Aim of the exercise ▸
Leaving the pictures aside, transcribe every line below exactly.

Raw data ▸
______________________________

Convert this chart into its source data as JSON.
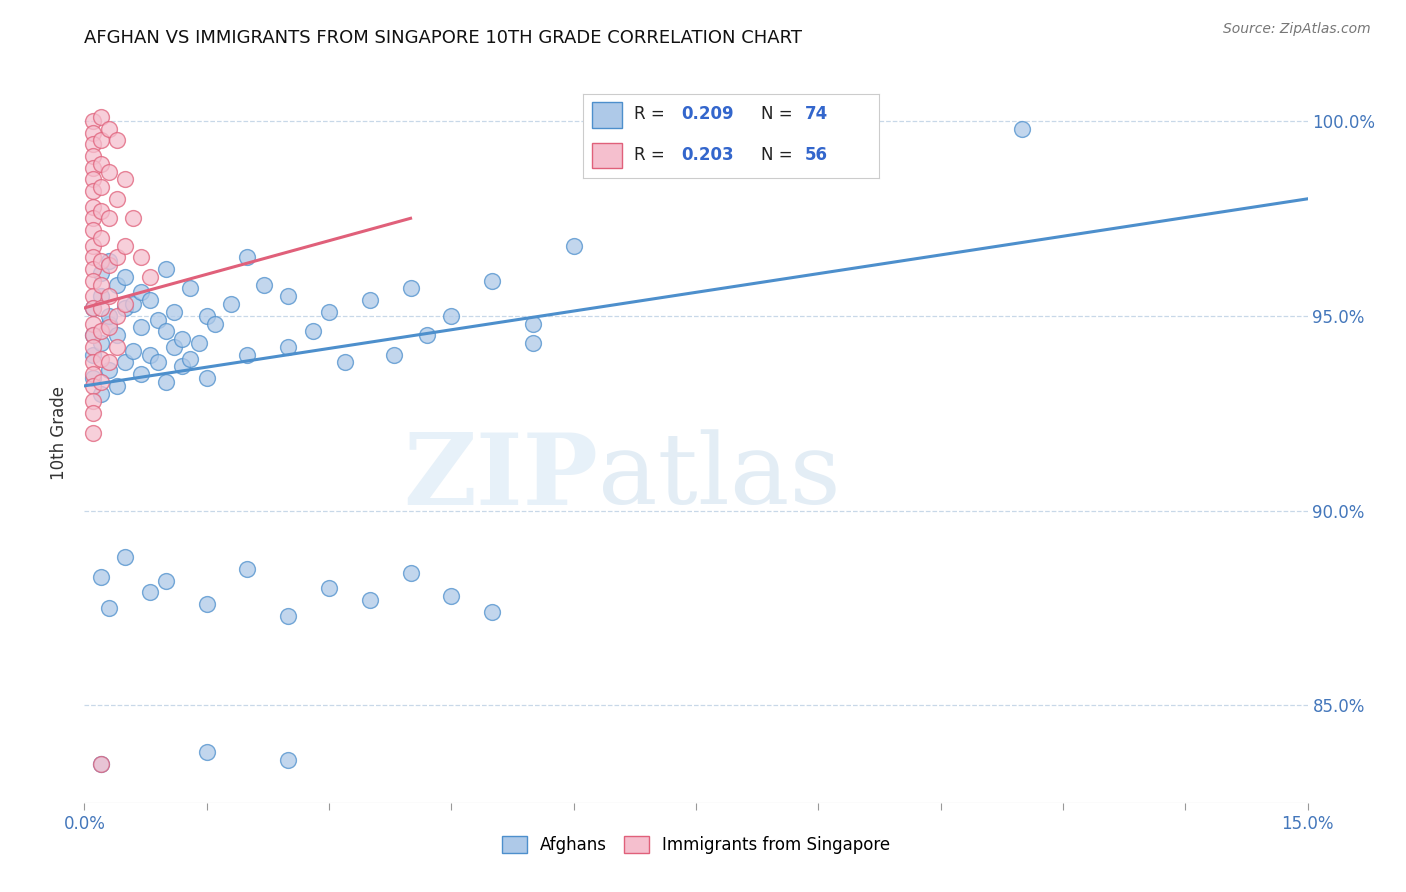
{
  "title": "AFGHAN VS IMMIGRANTS FROM SINGAPORE 10TH GRADE CORRELATION CHART",
  "source": "Source: ZipAtlas.com",
  "ylabel": "10th Grade",
  "legend_label_blue": "Afghans",
  "legend_label_pink": "Immigrants from Singapore",
  "blue_color": "#aec9e8",
  "pink_color": "#f5bfce",
  "blue_line_color": "#4d8fcc",
  "pink_line_color": "#e0607a",
  "watermark_zip": "ZIP",
  "watermark_atlas": "atlas",
  "xlim": [
    0.0,
    0.15
  ],
  "ylim": [
    82.5,
    101.5
  ],
  "ytick_vals": [
    85.0,
    90.0,
    95.0,
    100.0
  ],
  "blue_line_x": [
    0.0,
    0.15
  ],
  "blue_line_y": [
    93.2,
    98.0
  ],
  "pink_line_x": [
    0.0,
    0.04
  ],
  "pink_line_y": [
    95.2,
    97.5
  ],
  "blue_scatter": [
    [
      0.001,
      93.4
    ],
    [
      0.001,
      94.0
    ],
    [
      0.001,
      94.5
    ],
    [
      0.001,
      95.2
    ],
    [
      0.002,
      93.0
    ],
    [
      0.002,
      94.3
    ],
    [
      0.002,
      95.5
    ],
    [
      0.002,
      96.1
    ],
    [
      0.003,
      93.6
    ],
    [
      0.003,
      94.8
    ],
    [
      0.003,
      95.0
    ],
    [
      0.003,
      96.4
    ],
    [
      0.004,
      93.2
    ],
    [
      0.004,
      94.5
    ],
    [
      0.004,
      95.8
    ],
    [
      0.005,
      93.8
    ],
    [
      0.005,
      95.2
    ],
    [
      0.005,
      96.0
    ],
    [
      0.006,
      94.1
    ],
    [
      0.006,
      95.3
    ],
    [
      0.007,
      93.5
    ],
    [
      0.007,
      94.7
    ],
    [
      0.007,
      95.6
    ],
    [
      0.008,
      94.0
    ],
    [
      0.008,
      95.4
    ],
    [
      0.009,
      93.8
    ],
    [
      0.009,
      94.9
    ],
    [
      0.01,
      93.3
    ],
    [
      0.01,
      94.6
    ],
    [
      0.01,
      96.2
    ],
    [
      0.011,
      94.2
    ],
    [
      0.011,
      95.1
    ],
    [
      0.012,
      93.7
    ],
    [
      0.012,
      94.4
    ],
    [
      0.013,
      93.9
    ],
    [
      0.013,
      95.7
    ],
    [
      0.014,
      94.3
    ],
    [
      0.015,
      93.4
    ],
    [
      0.015,
      95.0
    ],
    [
      0.016,
      94.8
    ],
    [
      0.018,
      95.3
    ],
    [
      0.02,
      94.0
    ],
    [
      0.02,
      96.5
    ],
    [
      0.022,
      95.8
    ],
    [
      0.025,
      94.2
    ],
    [
      0.025,
      95.5
    ],
    [
      0.028,
      94.6
    ],
    [
      0.03,
      95.1
    ],
    [
      0.032,
      93.8
    ],
    [
      0.035,
      95.4
    ],
    [
      0.038,
      94.0
    ],
    [
      0.04,
      95.7
    ],
    [
      0.042,
      94.5
    ],
    [
      0.045,
      95.0
    ],
    [
      0.05,
      95.9
    ],
    [
      0.055,
      94.3
    ],
    [
      0.06,
      96.8
    ],
    [
      0.002,
      88.3
    ],
    [
      0.003,
      87.5
    ],
    [
      0.005,
      88.8
    ],
    [
      0.008,
      87.9
    ],
    [
      0.01,
      88.2
    ],
    [
      0.015,
      87.6
    ],
    [
      0.02,
      88.5
    ],
    [
      0.025,
      87.3
    ],
    [
      0.03,
      88.0
    ],
    [
      0.035,
      87.7
    ],
    [
      0.04,
      88.4
    ],
    [
      0.045,
      87.8
    ],
    [
      0.05,
      87.4
    ],
    [
      0.002,
      83.5
    ],
    [
      0.015,
      83.8
    ],
    [
      0.025,
      83.6
    ],
    [
      0.115,
      99.8
    ],
    [
      0.055,
      94.8
    ]
  ],
  "pink_scatter": [
    [
      0.001,
      100.0
    ],
    [
      0.001,
      99.7
    ],
    [
      0.001,
      99.4
    ],
    [
      0.001,
      99.1
    ],
    [
      0.001,
      98.8
    ],
    [
      0.001,
      98.5
    ],
    [
      0.001,
      98.2
    ],
    [
      0.001,
      97.8
    ],
    [
      0.001,
      97.5
    ],
    [
      0.001,
      97.2
    ],
    [
      0.001,
      96.8
    ],
    [
      0.001,
      96.5
    ],
    [
      0.001,
      96.2
    ],
    [
      0.001,
      95.9
    ],
    [
      0.001,
      95.5
    ],
    [
      0.001,
      95.2
    ],
    [
      0.001,
      94.8
    ],
    [
      0.001,
      94.5
    ],
    [
      0.001,
      94.2
    ],
    [
      0.001,
      93.8
    ],
    [
      0.001,
      93.5
    ],
    [
      0.001,
      93.2
    ],
    [
      0.001,
      92.8
    ],
    [
      0.001,
      92.5
    ],
    [
      0.001,
      92.0
    ],
    [
      0.002,
      100.1
    ],
    [
      0.002,
      99.5
    ],
    [
      0.002,
      98.9
    ],
    [
      0.002,
      98.3
    ],
    [
      0.002,
      97.7
    ],
    [
      0.002,
      97.0
    ],
    [
      0.002,
      96.4
    ],
    [
      0.002,
      95.8
    ],
    [
      0.002,
      95.2
    ],
    [
      0.002,
      94.6
    ],
    [
      0.002,
      93.9
    ],
    [
      0.002,
      93.3
    ],
    [
      0.003,
      99.8
    ],
    [
      0.003,
      98.7
    ],
    [
      0.003,
      97.5
    ],
    [
      0.003,
      96.3
    ],
    [
      0.003,
      95.5
    ],
    [
      0.003,
      94.7
    ],
    [
      0.003,
      93.8
    ],
    [
      0.004,
      99.5
    ],
    [
      0.004,
      98.0
    ],
    [
      0.004,
      96.5
    ],
    [
      0.004,
      95.0
    ],
    [
      0.004,
      94.2
    ],
    [
      0.005,
      98.5
    ],
    [
      0.005,
      96.8
    ],
    [
      0.005,
      95.3
    ],
    [
      0.006,
      97.5
    ],
    [
      0.007,
      96.5
    ],
    [
      0.008,
      96.0
    ],
    [
      0.002,
      83.5
    ]
  ]
}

______________________________

Exercise solution ▸
Convert this chart into its source data as JSON.
{
  "title": "AFGHAN VS IMMIGRANTS FROM SINGAPORE 10TH GRADE CORRELATION CHART",
  "source": "Source: ZipAtlas.com",
  "ylabel": "10th Grade",
  "legend_label_blue": "Afghans",
  "legend_label_pink": "Immigrants from Singapore",
  "blue_color": "#aec9e8",
  "pink_color": "#f5bfce",
  "blue_line_color": "#4d8fcc",
  "pink_line_color": "#e0607a",
  "watermark_zip": "ZIP",
  "watermark_atlas": "atlas",
  "xlim": [
    0.0,
    0.15
  ],
  "ylim": [
    82.5,
    101.5
  ],
  "ytick_vals": [
    85.0,
    90.0,
    95.0,
    100.0
  ],
  "blue_line_x": [
    0.0,
    0.15
  ],
  "blue_line_y": [
    93.2,
    98.0
  ],
  "pink_line_x": [
    0.0,
    0.04
  ],
  "pink_line_y": [
    95.2,
    97.5
  ],
  "blue_scatter": [
    [
      0.001,
      93.4
    ],
    [
      0.001,
      94.0
    ],
    [
      0.001,
      94.5
    ],
    [
      0.001,
      95.2
    ],
    [
      0.002,
      93.0
    ],
    [
      0.002,
      94.3
    ],
    [
      0.002,
      95.5
    ],
    [
      0.002,
      96.1
    ],
    [
      0.003,
      93.6
    ],
    [
      0.003,
      94.8
    ],
    [
      0.003,
      95.0
    ],
    [
      0.003,
      96.4
    ],
    [
      0.004,
      93.2
    ],
    [
      0.004,
      94.5
    ],
    [
      0.004,
      95.8
    ],
    [
      0.005,
      93.8
    ],
    [
      0.005,
      95.2
    ],
    [
      0.005,
      96.0
    ],
    [
      0.006,
      94.1
    ],
    [
      0.006,
      95.3
    ],
    [
      0.007,
      93.5
    ],
    [
      0.007,
      94.7
    ],
    [
      0.007,
      95.6
    ],
    [
      0.008,
      94.0
    ],
    [
      0.008,
      95.4
    ],
    [
      0.009,
      93.8
    ],
    [
      0.009,
      94.9
    ],
    [
      0.01,
      93.3
    ],
    [
      0.01,
      94.6
    ],
    [
      0.01,
      96.2
    ],
    [
      0.011,
      94.2
    ],
    [
      0.011,
      95.1
    ],
    [
      0.012,
      93.7
    ],
    [
      0.012,
      94.4
    ],
    [
      0.013,
      93.9
    ],
    [
      0.013,
      95.7
    ],
    [
      0.014,
      94.3
    ],
    [
      0.015,
      93.4
    ],
    [
      0.015,
      95.0
    ],
    [
      0.016,
      94.8
    ],
    [
      0.018,
      95.3
    ],
    [
      0.02,
      94.0
    ],
    [
      0.02,
      96.5
    ],
    [
      0.022,
      95.8
    ],
    [
      0.025,
      94.2
    ],
    [
      0.025,
      95.5
    ],
    [
      0.028,
      94.6
    ],
    [
      0.03,
      95.1
    ],
    [
      0.032,
      93.8
    ],
    [
      0.035,
      95.4
    ],
    [
      0.038,
      94.0
    ],
    [
      0.04,
      95.7
    ],
    [
      0.042,
      94.5
    ],
    [
      0.045,
      95.0
    ],
    [
      0.05,
      95.9
    ],
    [
      0.055,
      94.3
    ],
    [
      0.06,
      96.8
    ],
    [
      0.002,
      88.3
    ],
    [
      0.003,
      87.5
    ],
    [
      0.005,
      88.8
    ],
    [
      0.008,
      87.9
    ],
    [
      0.01,
      88.2
    ],
    [
      0.015,
      87.6
    ],
    [
      0.02,
      88.5
    ],
    [
      0.025,
      87.3
    ],
    [
      0.03,
      88.0
    ],
    [
      0.035,
      87.7
    ],
    [
      0.04,
      88.4
    ],
    [
      0.045,
      87.8
    ],
    [
      0.05,
      87.4
    ],
    [
      0.002,
      83.5
    ],
    [
      0.015,
      83.8
    ],
    [
      0.025,
      83.6
    ],
    [
      0.115,
      99.8
    ],
    [
      0.055,
      94.8
    ]
  ],
  "pink_scatter": [
    [
      0.001,
      100.0
    ],
    [
      0.001,
      99.7
    ],
    [
      0.001,
      99.4
    ],
    [
      0.001,
      99.1
    ],
    [
      0.001,
      98.8
    ],
    [
      0.001,
      98.5
    ],
    [
      0.001,
      98.2
    ],
    [
      0.001,
      97.8
    ],
    [
      0.001,
      97.5
    ],
    [
      0.001,
      97.2
    ],
    [
      0.001,
      96.8
    ],
    [
      0.001,
      96.5
    ],
    [
      0.001,
      96.2
    ],
    [
      0.001,
      95.9
    ],
    [
      0.001,
      95.5
    ],
    [
      0.001,
      95.2
    ],
    [
      0.001,
      94.8
    ],
    [
      0.001,
      94.5
    ],
    [
      0.001,
      94.2
    ],
    [
      0.001,
      93.8
    ],
    [
      0.001,
      93.5
    ],
    [
      0.001,
      93.2
    ],
    [
      0.001,
      92.8
    ],
    [
      0.001,
      92.5
    ],
    [
      0.001,
      92.0
    ],
    [
      0.002,
      100.1
    ],
    [
      0.002,
      99.5
    ],
    [
      0.002,
      98.9
    ],
    [
      0.002,
      98.3
    ],
    [
      0.002,
      97.7
    ],
    [
      0.002,
      97.0
    ],
    [
      0.002,
      96.4
    ],
    [
      0.002,
      95.8
    ],
    [
      0.002,
      95.2
    ],
    [
      0.002,
      94.6
    ],
    [
      0.002,
      93.9
    ],
    [
      0.002,
      93.3
    ],
    [
      0.003,
      99.8
    ],
    [
      0.003,
      98.7
    ],
    [
      0.003,
      97.5
    ],
    [
      0.003,
      96.3
    ],
    [
      0.003,
      95.5
    ],
    [
      0.003,
      94.7
    ],
    [
      0.003,
      93.8
    ],
    [
      0.004,
      99.5
    ],
    [
      0.004,
      98.0
    ],
    [
      0.004,
      96.5
    ],
    [
      0.004,
      95.0
    ],
    [
      0.004,
      94.2
    ],
    [
      0.005,
      98.5
    ],
    [
      0.005,
      96.8
    ],
    [
      0.005,
      95.3
    ],
    [
      0.006,
      97.5
    ],
    [
      0.007,
      96.5
    ],
    [
      0.008,
      96.0
    ],
    [
      0.002,
      83.5
    ]
  ]
}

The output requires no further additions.